→ DIRECTIVE: Skip the images and copy each record exactly as written.

## BEGIN GIVEN ENTRIES

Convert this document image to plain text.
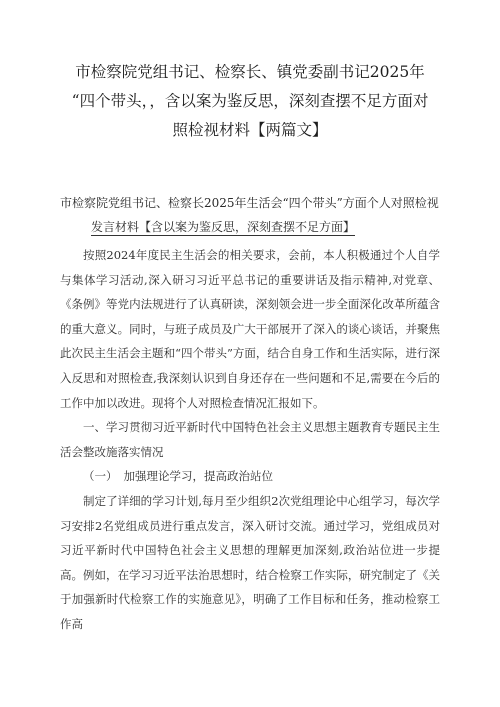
市检察院党组书记、检察长、镇党委副书记2025年
“四个带头，，含以案为鉴反思，深刻查摆不足方面对
照检视材料【两篇文】
市检察院党组书记、检察长2025年生活会“四个带头”方面个人对照检视
发言材料【含以案为鉴反思，深刻查摆不足方面】

按照2024年度民主生活会的相关要求，会前，本人积极通过个人自学与集体学习活动,深入研习习近平总书记的重要讲话及指示精神,对党章、《条例》等党内法规进行了认真研读，深刻领会进一步全面深化改革所蕴含的重大意义。同时，与班子成员及广大干部展开了深入的谈心谈话，并聚焦此次民主生活会主题和“四个带头”方面，结合自身工作和生活实际，进行深入反思和对照检查,我深刻认识到自身还存在一些问题和不足,需要在今后的工作中加以改进。现将个人对照检查情况汇报如下。

一、学习贯彻习近平新时代中国特色社会主义思想主题教育专题民主生活会整改施落实情况

（一） 加强理论学习，提高政治站位

制定了详细的学习计划,每月至少组织2次党组理论中心组学习，每次学习安排2名党组成员进行重点发言，深入研讨交流。通过学习，党组成员对习近平新时代中国特色社会主义思想的理解更加深刻,政治站位进一步提高。例如，在学习习近平法治思想时，结合检察工作实际，研究制定了《关于加强新时代检察工作的实施意见》，明确了工作目标和任务，推动检察工作高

## END GIVEN ENTRIES

→ EXERCISE RESULT:
Convert this document image to plain text.
市检察院党组书记、检察长、镇党委副书记2025年
“四个带头，，含以案为鉴反思，深刻查摆不足方面对
照检视材料【两篇文】
市检察院党组书记、检察长2025年生活会“四个带头”方面个人对照检视
发言材料【含以案为鉴反思，深刻查摆不足方面】

按照2024年度民主生活会的相关要求，会前，本人积极通过个人自学与集体学习活动,深入研习习近平总书记的重要讲话及指示精神,对党章、《条例》等党内法规进行了认真研读，深刻领会进一步全面深化改革所蕴含的重大意义。同时，与班子成员及广大干部展开了深入的谈心谈话，并聚焦此次民主生活会主题和“四个带头”方面，结合自身工作和生活实际，进行深入反思和对照检查,我深刻认识到自身还存在一些问题和不足,需要在今后的工作中加以改进。现将个人对照检查情况汇报如下。

一、学习贯彻习近平新时代中国特色社会主义思想主题教育专题民主生活会整改施落实情况

（一） 加强理论学习，提高政治站位

制定了详细的学习计划,每月至少组织2次党组理论中心组学习，每次学习安排2名党组成员进行重点发言，深入研讨交流。通过学习，党组成员对习近平新时代中国特色社会主义思想的理解更加深刻,政治站位进一步提高。例如，在学习习近平法治思想时，结合检察工作实际，研究制定了《关于加强新时代检察工作的实施意见》，明确了工作目标和任务，推动检察工作高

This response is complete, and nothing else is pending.